--- start of PROVIDED ENTRIES ---
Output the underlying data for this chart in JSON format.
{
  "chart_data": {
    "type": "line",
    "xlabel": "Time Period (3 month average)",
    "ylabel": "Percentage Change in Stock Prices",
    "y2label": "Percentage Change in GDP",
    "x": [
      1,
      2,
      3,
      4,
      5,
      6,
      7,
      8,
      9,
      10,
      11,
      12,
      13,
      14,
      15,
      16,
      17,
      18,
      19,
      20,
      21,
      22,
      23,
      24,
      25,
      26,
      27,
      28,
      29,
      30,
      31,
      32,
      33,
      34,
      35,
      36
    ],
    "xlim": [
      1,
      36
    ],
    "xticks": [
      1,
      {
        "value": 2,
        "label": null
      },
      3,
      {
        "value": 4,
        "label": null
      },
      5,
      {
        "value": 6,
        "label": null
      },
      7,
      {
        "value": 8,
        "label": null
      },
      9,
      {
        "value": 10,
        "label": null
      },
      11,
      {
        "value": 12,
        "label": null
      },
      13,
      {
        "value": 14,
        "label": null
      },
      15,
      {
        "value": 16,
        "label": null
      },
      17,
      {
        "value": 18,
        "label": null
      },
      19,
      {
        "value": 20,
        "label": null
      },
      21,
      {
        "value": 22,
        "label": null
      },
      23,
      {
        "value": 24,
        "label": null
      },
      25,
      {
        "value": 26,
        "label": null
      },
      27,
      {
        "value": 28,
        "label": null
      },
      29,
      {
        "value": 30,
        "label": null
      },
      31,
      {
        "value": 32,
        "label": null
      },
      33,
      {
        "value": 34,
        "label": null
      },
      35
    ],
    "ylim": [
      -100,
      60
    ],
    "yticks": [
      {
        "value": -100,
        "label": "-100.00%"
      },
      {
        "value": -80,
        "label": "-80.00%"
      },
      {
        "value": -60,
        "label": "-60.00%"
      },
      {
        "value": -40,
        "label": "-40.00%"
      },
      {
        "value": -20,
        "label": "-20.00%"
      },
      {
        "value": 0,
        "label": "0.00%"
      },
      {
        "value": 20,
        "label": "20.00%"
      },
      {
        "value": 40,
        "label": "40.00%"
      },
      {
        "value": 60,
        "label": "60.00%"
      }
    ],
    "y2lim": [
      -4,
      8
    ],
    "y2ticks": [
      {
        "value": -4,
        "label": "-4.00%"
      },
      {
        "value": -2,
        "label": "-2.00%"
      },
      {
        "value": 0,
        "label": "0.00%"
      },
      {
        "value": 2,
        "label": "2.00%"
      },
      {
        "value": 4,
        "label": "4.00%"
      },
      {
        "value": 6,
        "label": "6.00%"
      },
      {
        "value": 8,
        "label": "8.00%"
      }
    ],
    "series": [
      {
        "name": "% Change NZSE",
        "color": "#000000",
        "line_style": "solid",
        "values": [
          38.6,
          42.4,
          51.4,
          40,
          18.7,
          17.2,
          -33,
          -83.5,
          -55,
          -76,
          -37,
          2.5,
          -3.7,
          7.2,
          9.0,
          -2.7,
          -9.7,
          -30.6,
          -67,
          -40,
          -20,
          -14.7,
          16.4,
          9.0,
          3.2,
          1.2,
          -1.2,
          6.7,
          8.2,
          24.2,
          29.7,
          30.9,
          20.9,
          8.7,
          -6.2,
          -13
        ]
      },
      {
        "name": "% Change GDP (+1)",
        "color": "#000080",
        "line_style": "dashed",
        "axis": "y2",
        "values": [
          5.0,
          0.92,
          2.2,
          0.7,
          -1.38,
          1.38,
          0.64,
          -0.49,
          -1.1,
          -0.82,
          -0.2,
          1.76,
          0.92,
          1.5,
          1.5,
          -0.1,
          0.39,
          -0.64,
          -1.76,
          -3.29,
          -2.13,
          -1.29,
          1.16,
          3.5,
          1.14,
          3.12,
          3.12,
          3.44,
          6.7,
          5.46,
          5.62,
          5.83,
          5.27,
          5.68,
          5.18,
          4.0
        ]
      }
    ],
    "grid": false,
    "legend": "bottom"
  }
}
--- end of PROVIDED ENTRIES ---
--- start of PROVIDED ENTRIES ---
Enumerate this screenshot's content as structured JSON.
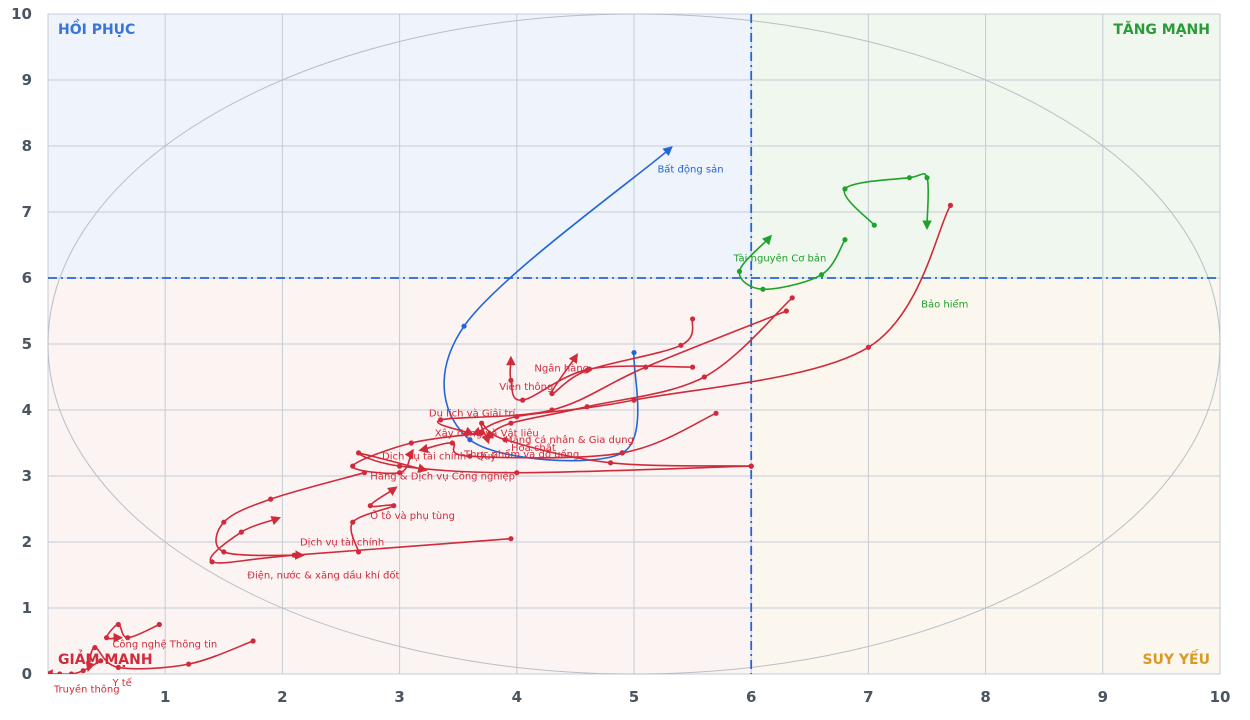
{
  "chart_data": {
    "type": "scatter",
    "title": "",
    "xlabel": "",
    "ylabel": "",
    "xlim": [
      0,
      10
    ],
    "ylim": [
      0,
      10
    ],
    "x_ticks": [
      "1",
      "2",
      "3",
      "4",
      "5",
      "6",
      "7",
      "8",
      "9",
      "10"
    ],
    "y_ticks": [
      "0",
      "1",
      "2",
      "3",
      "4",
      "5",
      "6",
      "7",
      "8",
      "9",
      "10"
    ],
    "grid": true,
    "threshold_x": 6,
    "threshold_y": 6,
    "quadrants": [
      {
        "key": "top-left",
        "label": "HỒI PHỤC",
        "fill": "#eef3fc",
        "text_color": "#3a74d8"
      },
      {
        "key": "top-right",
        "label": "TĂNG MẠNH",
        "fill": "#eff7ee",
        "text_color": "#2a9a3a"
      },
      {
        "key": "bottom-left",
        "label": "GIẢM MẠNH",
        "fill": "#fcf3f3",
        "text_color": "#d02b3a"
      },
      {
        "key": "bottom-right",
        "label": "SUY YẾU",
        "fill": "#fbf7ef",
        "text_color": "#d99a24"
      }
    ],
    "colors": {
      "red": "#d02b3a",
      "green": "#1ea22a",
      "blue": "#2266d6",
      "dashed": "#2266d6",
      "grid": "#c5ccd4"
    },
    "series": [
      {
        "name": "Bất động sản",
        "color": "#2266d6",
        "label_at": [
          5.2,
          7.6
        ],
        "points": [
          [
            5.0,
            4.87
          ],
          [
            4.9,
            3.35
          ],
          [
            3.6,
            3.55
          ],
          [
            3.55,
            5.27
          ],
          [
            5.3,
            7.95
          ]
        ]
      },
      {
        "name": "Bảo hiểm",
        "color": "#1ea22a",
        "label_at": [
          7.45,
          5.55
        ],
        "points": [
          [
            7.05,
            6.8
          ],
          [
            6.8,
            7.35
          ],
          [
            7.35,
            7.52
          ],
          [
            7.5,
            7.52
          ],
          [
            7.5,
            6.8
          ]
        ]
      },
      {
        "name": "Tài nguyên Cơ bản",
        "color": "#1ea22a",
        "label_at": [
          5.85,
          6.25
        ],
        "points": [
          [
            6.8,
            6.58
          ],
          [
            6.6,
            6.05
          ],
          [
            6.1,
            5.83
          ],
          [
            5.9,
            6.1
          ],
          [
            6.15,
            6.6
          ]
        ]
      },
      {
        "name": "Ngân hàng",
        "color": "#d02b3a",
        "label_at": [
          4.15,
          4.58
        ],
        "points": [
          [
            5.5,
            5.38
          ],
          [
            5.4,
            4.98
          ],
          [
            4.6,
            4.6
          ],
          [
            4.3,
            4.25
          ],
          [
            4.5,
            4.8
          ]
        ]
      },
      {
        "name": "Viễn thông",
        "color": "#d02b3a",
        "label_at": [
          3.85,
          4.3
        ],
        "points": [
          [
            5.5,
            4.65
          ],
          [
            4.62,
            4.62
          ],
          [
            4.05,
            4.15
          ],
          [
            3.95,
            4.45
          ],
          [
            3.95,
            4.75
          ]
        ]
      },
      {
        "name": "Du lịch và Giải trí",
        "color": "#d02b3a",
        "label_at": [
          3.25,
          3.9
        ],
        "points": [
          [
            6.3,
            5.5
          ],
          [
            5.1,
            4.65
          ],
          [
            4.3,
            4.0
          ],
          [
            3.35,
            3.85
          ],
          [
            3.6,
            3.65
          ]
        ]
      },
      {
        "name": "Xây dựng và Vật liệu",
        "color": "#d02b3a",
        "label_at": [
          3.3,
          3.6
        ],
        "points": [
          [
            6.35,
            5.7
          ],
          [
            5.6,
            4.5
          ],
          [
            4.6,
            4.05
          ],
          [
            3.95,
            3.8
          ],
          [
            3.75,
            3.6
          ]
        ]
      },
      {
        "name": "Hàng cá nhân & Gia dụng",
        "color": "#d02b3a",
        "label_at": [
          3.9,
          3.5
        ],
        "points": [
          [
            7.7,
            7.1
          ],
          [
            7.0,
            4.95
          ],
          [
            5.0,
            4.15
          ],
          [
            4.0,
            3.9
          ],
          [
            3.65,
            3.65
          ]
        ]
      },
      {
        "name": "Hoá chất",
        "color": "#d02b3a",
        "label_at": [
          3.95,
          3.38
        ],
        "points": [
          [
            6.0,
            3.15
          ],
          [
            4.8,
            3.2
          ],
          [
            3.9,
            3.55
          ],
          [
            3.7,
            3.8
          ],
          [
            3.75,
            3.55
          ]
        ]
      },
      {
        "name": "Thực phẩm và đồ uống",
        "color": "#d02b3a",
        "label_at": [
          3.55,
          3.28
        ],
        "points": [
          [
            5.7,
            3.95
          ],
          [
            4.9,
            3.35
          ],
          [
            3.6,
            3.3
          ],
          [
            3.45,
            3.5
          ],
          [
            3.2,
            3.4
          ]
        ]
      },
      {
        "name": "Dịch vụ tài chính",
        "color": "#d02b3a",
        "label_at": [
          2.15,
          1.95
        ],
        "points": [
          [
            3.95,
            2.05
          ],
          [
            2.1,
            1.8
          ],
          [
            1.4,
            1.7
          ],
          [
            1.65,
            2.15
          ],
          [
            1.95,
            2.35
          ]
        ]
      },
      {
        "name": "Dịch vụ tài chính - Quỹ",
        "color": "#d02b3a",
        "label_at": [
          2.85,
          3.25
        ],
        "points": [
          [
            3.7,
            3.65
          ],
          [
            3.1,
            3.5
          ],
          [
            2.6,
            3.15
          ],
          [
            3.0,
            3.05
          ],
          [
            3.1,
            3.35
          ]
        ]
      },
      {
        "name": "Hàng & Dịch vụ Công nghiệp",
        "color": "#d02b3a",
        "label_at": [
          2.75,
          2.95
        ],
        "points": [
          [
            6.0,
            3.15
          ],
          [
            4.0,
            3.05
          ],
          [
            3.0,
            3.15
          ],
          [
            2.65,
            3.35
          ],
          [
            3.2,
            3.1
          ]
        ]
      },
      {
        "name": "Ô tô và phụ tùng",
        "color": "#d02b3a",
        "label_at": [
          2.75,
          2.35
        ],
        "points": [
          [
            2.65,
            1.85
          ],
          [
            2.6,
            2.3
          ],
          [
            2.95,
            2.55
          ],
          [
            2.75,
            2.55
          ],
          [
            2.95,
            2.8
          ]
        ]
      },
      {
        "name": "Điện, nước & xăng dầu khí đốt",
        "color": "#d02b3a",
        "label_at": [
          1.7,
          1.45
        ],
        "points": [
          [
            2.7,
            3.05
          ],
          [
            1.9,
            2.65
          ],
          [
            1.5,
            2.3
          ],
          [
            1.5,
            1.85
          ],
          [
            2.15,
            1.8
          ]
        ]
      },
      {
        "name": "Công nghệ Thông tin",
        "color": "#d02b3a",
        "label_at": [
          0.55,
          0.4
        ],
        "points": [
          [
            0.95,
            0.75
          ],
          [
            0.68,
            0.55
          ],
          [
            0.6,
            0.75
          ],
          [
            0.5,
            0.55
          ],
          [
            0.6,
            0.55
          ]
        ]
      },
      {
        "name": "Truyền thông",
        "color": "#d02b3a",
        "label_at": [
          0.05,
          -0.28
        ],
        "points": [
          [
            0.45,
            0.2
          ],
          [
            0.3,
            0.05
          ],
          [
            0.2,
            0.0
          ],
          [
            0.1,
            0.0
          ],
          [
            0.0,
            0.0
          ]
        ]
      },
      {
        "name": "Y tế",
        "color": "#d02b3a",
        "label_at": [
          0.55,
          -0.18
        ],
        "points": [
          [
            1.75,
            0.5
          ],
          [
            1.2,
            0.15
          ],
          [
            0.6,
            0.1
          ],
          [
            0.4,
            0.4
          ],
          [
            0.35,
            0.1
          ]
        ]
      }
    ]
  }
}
--- end of PROVIDED ENTRIES ---
(STATED PROBLEM) Identify the lines above that contain the word "Công", then copy them.

(SOLUTION TO THIS TASK)
        "name": "Hàng & Dịch vụ Công nghiệp",
        "name": "Công nghệ Thông tin",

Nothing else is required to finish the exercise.